* **SET TASK**:
Output the data word for word, dropping every image.

-------------------------

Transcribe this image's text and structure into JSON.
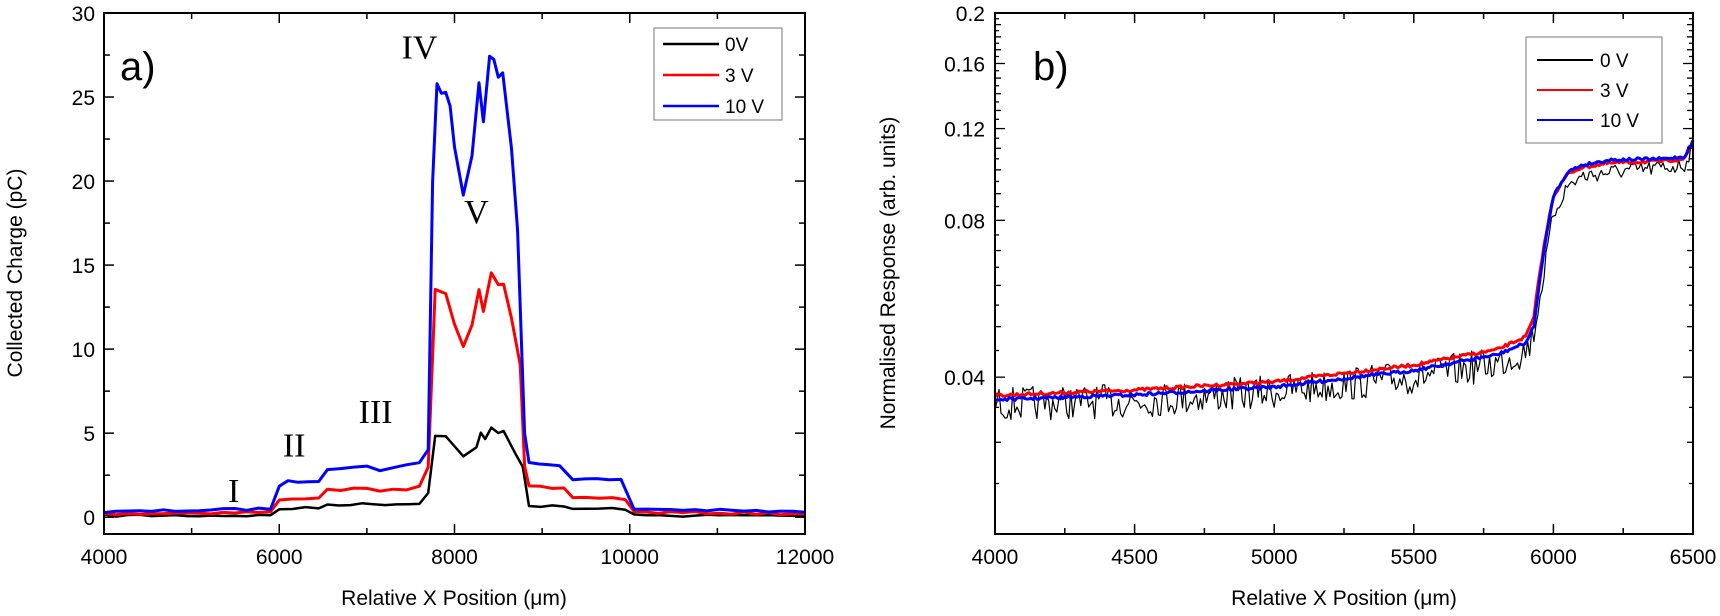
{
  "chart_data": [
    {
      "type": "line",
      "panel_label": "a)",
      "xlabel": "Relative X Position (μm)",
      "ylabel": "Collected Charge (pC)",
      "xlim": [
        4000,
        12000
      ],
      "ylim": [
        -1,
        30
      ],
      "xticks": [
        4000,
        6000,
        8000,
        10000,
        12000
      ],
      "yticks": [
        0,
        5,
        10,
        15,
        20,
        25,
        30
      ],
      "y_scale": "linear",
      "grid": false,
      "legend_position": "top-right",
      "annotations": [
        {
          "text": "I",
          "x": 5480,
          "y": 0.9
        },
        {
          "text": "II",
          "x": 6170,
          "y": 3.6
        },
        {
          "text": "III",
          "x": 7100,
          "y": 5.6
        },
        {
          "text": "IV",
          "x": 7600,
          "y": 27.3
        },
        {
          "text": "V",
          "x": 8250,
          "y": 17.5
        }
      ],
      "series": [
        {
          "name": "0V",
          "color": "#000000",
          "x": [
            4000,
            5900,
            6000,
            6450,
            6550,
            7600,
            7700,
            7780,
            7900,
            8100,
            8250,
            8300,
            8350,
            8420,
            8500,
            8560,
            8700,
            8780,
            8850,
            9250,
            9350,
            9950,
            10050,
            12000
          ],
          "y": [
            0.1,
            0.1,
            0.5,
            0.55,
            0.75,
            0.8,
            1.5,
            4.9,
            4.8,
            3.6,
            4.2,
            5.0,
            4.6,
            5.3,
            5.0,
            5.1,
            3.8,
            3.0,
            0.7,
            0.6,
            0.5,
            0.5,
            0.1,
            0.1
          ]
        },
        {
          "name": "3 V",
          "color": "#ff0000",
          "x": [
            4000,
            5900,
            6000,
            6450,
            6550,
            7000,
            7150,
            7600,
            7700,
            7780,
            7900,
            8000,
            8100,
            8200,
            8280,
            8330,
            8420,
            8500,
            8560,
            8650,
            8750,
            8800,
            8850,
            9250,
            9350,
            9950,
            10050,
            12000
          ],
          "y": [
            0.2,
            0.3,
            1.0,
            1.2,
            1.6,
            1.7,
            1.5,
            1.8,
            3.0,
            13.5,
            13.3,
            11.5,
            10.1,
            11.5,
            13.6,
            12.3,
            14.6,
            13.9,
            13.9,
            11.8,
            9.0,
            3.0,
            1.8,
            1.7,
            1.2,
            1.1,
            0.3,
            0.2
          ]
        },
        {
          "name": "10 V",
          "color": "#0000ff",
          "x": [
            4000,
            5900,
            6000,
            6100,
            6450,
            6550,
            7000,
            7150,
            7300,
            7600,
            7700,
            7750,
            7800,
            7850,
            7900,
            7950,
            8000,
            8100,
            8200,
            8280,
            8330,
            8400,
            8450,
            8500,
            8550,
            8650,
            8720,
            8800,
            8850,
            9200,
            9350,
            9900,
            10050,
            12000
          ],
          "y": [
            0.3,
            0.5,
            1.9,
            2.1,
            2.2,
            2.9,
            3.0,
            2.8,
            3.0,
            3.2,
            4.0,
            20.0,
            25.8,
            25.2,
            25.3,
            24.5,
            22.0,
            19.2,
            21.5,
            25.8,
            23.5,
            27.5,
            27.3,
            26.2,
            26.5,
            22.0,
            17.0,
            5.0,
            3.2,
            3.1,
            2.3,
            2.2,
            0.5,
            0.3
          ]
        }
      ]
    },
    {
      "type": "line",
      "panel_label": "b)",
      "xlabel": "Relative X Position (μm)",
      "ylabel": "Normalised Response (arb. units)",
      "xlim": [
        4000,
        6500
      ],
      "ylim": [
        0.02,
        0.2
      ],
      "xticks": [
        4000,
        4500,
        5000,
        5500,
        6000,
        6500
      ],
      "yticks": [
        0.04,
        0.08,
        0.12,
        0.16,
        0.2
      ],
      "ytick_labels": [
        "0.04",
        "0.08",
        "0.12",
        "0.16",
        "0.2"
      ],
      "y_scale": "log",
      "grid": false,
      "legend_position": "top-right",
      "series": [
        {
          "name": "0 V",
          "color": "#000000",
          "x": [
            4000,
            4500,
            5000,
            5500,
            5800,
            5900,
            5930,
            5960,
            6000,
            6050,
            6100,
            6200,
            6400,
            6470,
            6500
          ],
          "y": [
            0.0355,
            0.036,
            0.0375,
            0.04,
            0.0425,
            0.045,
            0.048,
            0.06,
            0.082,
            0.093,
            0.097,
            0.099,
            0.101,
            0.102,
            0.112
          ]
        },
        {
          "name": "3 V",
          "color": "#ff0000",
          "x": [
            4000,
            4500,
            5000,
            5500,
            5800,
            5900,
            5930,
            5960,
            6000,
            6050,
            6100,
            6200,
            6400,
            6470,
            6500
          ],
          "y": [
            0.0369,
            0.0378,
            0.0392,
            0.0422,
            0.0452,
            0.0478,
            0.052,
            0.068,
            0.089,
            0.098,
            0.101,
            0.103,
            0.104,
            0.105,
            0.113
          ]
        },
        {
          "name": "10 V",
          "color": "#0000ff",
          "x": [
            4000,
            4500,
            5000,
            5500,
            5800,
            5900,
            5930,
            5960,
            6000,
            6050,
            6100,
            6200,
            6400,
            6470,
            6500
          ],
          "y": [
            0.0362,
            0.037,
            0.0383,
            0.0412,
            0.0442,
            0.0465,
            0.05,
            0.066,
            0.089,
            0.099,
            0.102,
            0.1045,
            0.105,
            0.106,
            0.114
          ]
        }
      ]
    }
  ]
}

-------------------------

* **WRITTEN SOLUTION**:
Transcribe this image's text and structure into JSON.
{
  "chart_data": [
    {
      "type": "line",
      "panel_label": "a)",
      "xlabel": "Relative X Position (μm)",
      "ylabel": "Collected Charge (pC)",
      "xlim": [
        4000,
        12000
      ],
      "ylim": [
        -1,
        30
      ],
      "xticks": [
        4000,
        6000,
        8000,
        10000,
        12000
      ],
      "yticks": [
        0,
        5,
        10,
        15,
        20,
        25,
        30
      ],
      "y_scale": "linear",
      "grid": false,
      "legend_position": "top-right",
      "annotations": [
        {
          "text": "I",
          "x": 5480,
          "y": 0.9
        },
        {
          "text": "II",
          "x": 6170,
          "y": 3.6
        },
        {
          "text": "III",
          "x": 7100,
          "y": 5.6
        },
        {
          "text": "IV",
          "x": 7600,
          "y": 27.3
        },
        {
          "text": "V",
          "x": 8250,
          "y": 17.5
        }
      ],
      "series": [
        {
          "name": "0V",
          "color": "#000000",
          "x": [
            4000,
            5900,
            6000,
            6450,
            6550,
            7600,
            7700,
            7780,
            7900,
            8100,
            8250,
            8300,
            8350,
            8420,
            8500,
            8560,
            8700,
            8780,
            8850,
            9250,
            9350,
            9950,
            10050,
            12000
          ],
          "y": [
            0.1,
            0.1,
            0.5,
            0.55,
            0.75,
            0.8,
            1.5,
            4.9,
            4.8,
            3.6,
            4.2,
            5.0,
            4.6,
            5.3,
            5.0,
            5.1,
            3.8,
            3.0,
            0.7,
            0.6,
            0.5,
            0.5,
            0.1,
            0.1
          ]
        },
        {
          "name": "3 V",
          "color": "#ff0000",
          "x": [
            4000,
            5900,
            6000,
            6450,
            6550,
            7000,
            7150,
            7600,
            7700,
            7780,
            7900,
            8000,
            8100,
            8200,
            8280,
            8330,
            8420,
            8500,
            8560,
            8650,
            8750,
            8800,
            8850,
            9250,
            9350,
            9950,
            10050,
            12000
          ],
          "y": [
            0.2,
            0.3,
            1.0,
            1.2,
            1.6,
            1.7,
            1.5,
            1.8,
            3.0,
            13.5,
            13.3,
            11.5,
            10.1,
            11.5,
            13.6,
            12.3,
            14.6,
            13.9,
            13.9,
            11.8,
            9.0,
            3.0,
            1.8,
            1.7,
            1.2,
            1.1,
            0.3,
            0.2
          ]
        },
        {
          "name": "10 V",
          "color": "#0000ff",
          "x": [
            4000,
            5900,
            6000,
            6100,
            6450,
            6550,
            7000,
            7150,
            7300,
            7600,
            7700,
            7750,
            7800,
            7850,
            7900,
            7950,
            8000,
            8100,
            8200,
            8280,
            8330,
            8400,
            8450,
            8500,
            8550,
            8650,
            8720,
            8800,
            8850,
            9200,
            9350,
            9900,
            10050,
            12000
          ],
          "y": [
            0.3,
            0.5,
            1.9,
            2.1,
            2.2,
            2.9,
            3.0,
            2.8,
            3.0,
            3.2,
            4.0,
            20.0,
            25.8,
            25.2,
            25.3,
            24.5,
            22.0,
            19.2,
            21.5,
            25.8,
            23.5,
            27.5,
            27.3,
            26.2,
            26.5,
            22.0,
            17.0,
            5.0,
            3.2,
            3.1,
            2.3,
            2.2,
            0.5,
            0.3
          ]
        }
      ]
    },
    {
      "type": "line",
      "panel_label": "b)",
      "xlabel": "Relative X Position (μm)",
      "ylabel": "Normalised Response (arb. units)",
      "xlim": [
        4000,
        6500
      ],
      "ylim": [
        0.02,
        0.2
      ],
      "xticks": [
        4000,
        4500,
        5000,
        5500,
        6000,
        6500
      ],
      "yticks": [
        0.04,
        0.08,
        0.12,
        0.16,
        0.2
      ],
      "ytick_labels": [
        "0.04",
        "0.08",
        "0.12",
        "0.16",
        "0.2"
      ],
      "y_scale": "log",
      "grid": false,
      "legend_position": "top-right",
      "series": [
        {
          "name": "0 V",
          "color": "#000000",
          "x": [
            4000,
            4500,
            5000,
            5500,
            5800,
            5900,
            5930,
            5960,
            6000,
            6050,
            6100,
            6200,
            6400,
            6470,
            6500
          ],
          "y": [
            0.0355,
            0.036,
            0.0375,
            0.04,
            0.0425,
            0.045,
            0.048,
            0.06,
            0.082,
            0.093,
            0.097,
            0.099,
            0.101,
            0.102,
            0.112
          ]
        },
        {
          "name": "3 V",
          "color": "#ff0000",
          "x": [
            4000,
            4500,
            5000,
            5500,
            5800,
            5900,
            5930,
            5960,
            6000,
            6050,
            6100,
            6200,
            6400,
            6470,
            6500
          ],
          "y": [
            0.0369,
            0.0378,
            0.0392,
            0.0422,
            0.0452,
            0.0478,
            0.052,
            0.068,
            0.089,
            0.098,
            0.101,
            0.103,
            0.104,
            0.105,
            0.113
          ]
        },
        {
          "name": "10 V",
          "color": "#0000ff",
          "x": [
            4000,
            4500,
            5000,
            5500,
            5800,
            5900,
            5930,
            5960,
            6000,
            6050,
            6100,
            6200,
            6400,
            6470,
            6500
          ],
          "y": [
            0.0362,
            0.037,
            0.0383,
            0.0412,
            0.0442,
            0.0465,
            0.05,
            0.066,
            0.089,
            0.099,
            0.102,
            0.1045,
            0.105,
            0.106,
            0.114
          ]
        }
      ]
    }
  ]
}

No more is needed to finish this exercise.